Records from a collection of figures
_ _ _ _ _

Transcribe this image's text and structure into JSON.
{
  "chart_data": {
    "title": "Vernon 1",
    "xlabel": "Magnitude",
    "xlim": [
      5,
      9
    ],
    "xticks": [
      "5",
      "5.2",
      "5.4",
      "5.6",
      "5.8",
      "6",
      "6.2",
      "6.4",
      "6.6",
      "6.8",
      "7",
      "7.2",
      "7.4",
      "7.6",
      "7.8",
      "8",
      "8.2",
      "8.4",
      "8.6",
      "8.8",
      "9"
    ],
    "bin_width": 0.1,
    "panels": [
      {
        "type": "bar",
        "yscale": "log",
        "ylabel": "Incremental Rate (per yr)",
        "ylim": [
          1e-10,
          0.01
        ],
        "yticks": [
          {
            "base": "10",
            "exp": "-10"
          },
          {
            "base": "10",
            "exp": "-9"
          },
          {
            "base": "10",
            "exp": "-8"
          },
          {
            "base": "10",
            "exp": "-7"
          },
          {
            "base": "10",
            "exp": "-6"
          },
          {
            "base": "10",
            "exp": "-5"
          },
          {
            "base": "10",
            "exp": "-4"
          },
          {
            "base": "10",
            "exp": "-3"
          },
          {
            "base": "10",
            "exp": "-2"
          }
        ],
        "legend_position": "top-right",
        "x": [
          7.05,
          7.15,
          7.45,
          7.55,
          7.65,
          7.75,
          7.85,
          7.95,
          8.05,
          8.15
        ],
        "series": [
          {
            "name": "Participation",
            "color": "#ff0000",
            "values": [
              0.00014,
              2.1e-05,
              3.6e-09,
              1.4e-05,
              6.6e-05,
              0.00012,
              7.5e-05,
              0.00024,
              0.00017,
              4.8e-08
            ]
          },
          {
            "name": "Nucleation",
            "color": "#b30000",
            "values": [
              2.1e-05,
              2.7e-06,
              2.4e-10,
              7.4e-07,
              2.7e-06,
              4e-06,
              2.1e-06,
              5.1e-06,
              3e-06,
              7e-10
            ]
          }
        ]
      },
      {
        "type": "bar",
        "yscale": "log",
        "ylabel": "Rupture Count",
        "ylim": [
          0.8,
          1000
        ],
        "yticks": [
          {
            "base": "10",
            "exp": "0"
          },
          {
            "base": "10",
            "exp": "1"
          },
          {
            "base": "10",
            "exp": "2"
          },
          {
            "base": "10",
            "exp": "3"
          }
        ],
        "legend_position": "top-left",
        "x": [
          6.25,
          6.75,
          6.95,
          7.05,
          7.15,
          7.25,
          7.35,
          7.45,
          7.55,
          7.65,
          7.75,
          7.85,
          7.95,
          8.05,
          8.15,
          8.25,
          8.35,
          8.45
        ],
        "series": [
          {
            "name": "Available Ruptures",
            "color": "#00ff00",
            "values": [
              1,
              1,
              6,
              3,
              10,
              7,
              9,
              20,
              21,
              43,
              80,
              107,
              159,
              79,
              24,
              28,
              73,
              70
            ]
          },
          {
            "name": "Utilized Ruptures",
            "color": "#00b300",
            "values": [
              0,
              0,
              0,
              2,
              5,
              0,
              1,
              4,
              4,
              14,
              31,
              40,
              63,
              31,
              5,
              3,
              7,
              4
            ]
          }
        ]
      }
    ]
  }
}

_ _ _ _ _

Quote every record above exactly.

Transcribe this image's text and structure into JSON.
{
  "chart_data": {
    "title": "Vernon 1",
    "xlabel": "Magnitude",
    "xlim": [
      5,
      9
    ],
    "xticks": [
      "5",
      "5.2",
      "5.4",
      "5.6",
      "5.8",
      "6",
      "6.2",
      "6.4",
      "6.6",
      "6.8",
      "7",
      "7.2",
      "7.4",
      "7.6",
      "7.8",
      "8",
      "8.2",
      "8.4",
      "8.6",
      "8.8",
      "9"
    ],
    "bin_width": 0.1,
    "panels": [
      {
        "type": "bar",
        "yscale": "log",
        "ylabel": "Incremental Rate (per yr)",
        "ylim": [
          1e-10,
          0.01
        ],
        "yticks": [
          {
            "base": "10",
            "exp": "-10"
          },
          {
            "base": "10",
            "exp": "-9"
          },
          {
            "base": "10",
            "exp": "-8"
          },
          {
            "base": "10",
            "exp": "-7"
          },
          {
            "base": "10",
            "exp": "-6"
          },
          {
            "base": "10",
            "exp": "-5"
          },
          {
            "base": "10",
            "exp": "-4"
          },
          {
            "base": "10",
            "exp": "-3"
          },
          {
            "base": "10",
            "exp": "-2"
          }
        ],
        "legend_position": "top-right",
        "x": [
          7.05,
          7.15,
          7.45,
          7.55,
          7.65,
          7.75,
          7.85,
          7.95,
          8.05,
          8.15
        ],
        "series": [
          {
            "name": "Participation",
            "color": "#ff0000",
            "values": [
              0.00014,
              2.1e-05,
              3.6e-09,
              1.4e-05,
              6.6e-05,
              0.00012,
              7.5e-05,
              0.00024,
              0.00017,
              4.8e-08
            ]
          },
          {
            "name": "Nucleation",
            "color": "#b30000",
            "values": [
              2.1e-05,
              2.7e-06,
              2.4e-10,
              7.4e-07,
              2.7e-06,
              4e-06,
              2.1e-06,
              5.1e-06,
              3e-06,
              7e-10
            ]
          }
        ]
      },
      {
        "type": "bar",
        "yscale": "log",
        "ylabel": "Rupture Count",
        "ylim": [
          0.8,
          1000
        ],
        "yticks": [
          {
            "base": "10",
            "exp": "0"
          },
          {
            "base": "10",
            "exp": "1"
          },
          {
            "base": "10",
            "exp": "2"
          },
          {
            "base": "10",
            "exp": "3"
          }
        ],
        "legend_position": "top-left",
        "x": [
          6.25,
          6.75,
          6.95,
          7.05,
          7.15,
          7.25,
          7.35,
          7.45,
          7.55,
          7.65,
          7.75,
          7.85,
          7.95,
          8.05,
          8.15,
          8.25,
          8.35,
          8.45
        ],
        "series": [
          {
            "name": "Available Ruptures",
            "color": "#00ff00",
            "values": [
              1,
              1,
              6,
              3,
              10,
              7,
              9,
              20,
              21,
              43,
              80,
              107,
              159,
              79,
              24,
              28,
              73,
              70
            ]
          },
          {
            "name": "Utilized Ruptures",
            "color": "#00b300",
            "values": [
              0,
              0,
              0,
              2,
              5,
              0,
              1,
              4,
              4,
              14,
              31,
              40,
              63,
              31,
              5,
              3,
              7,
              4
            ]
          }
        ]
      }
    ]
  }
}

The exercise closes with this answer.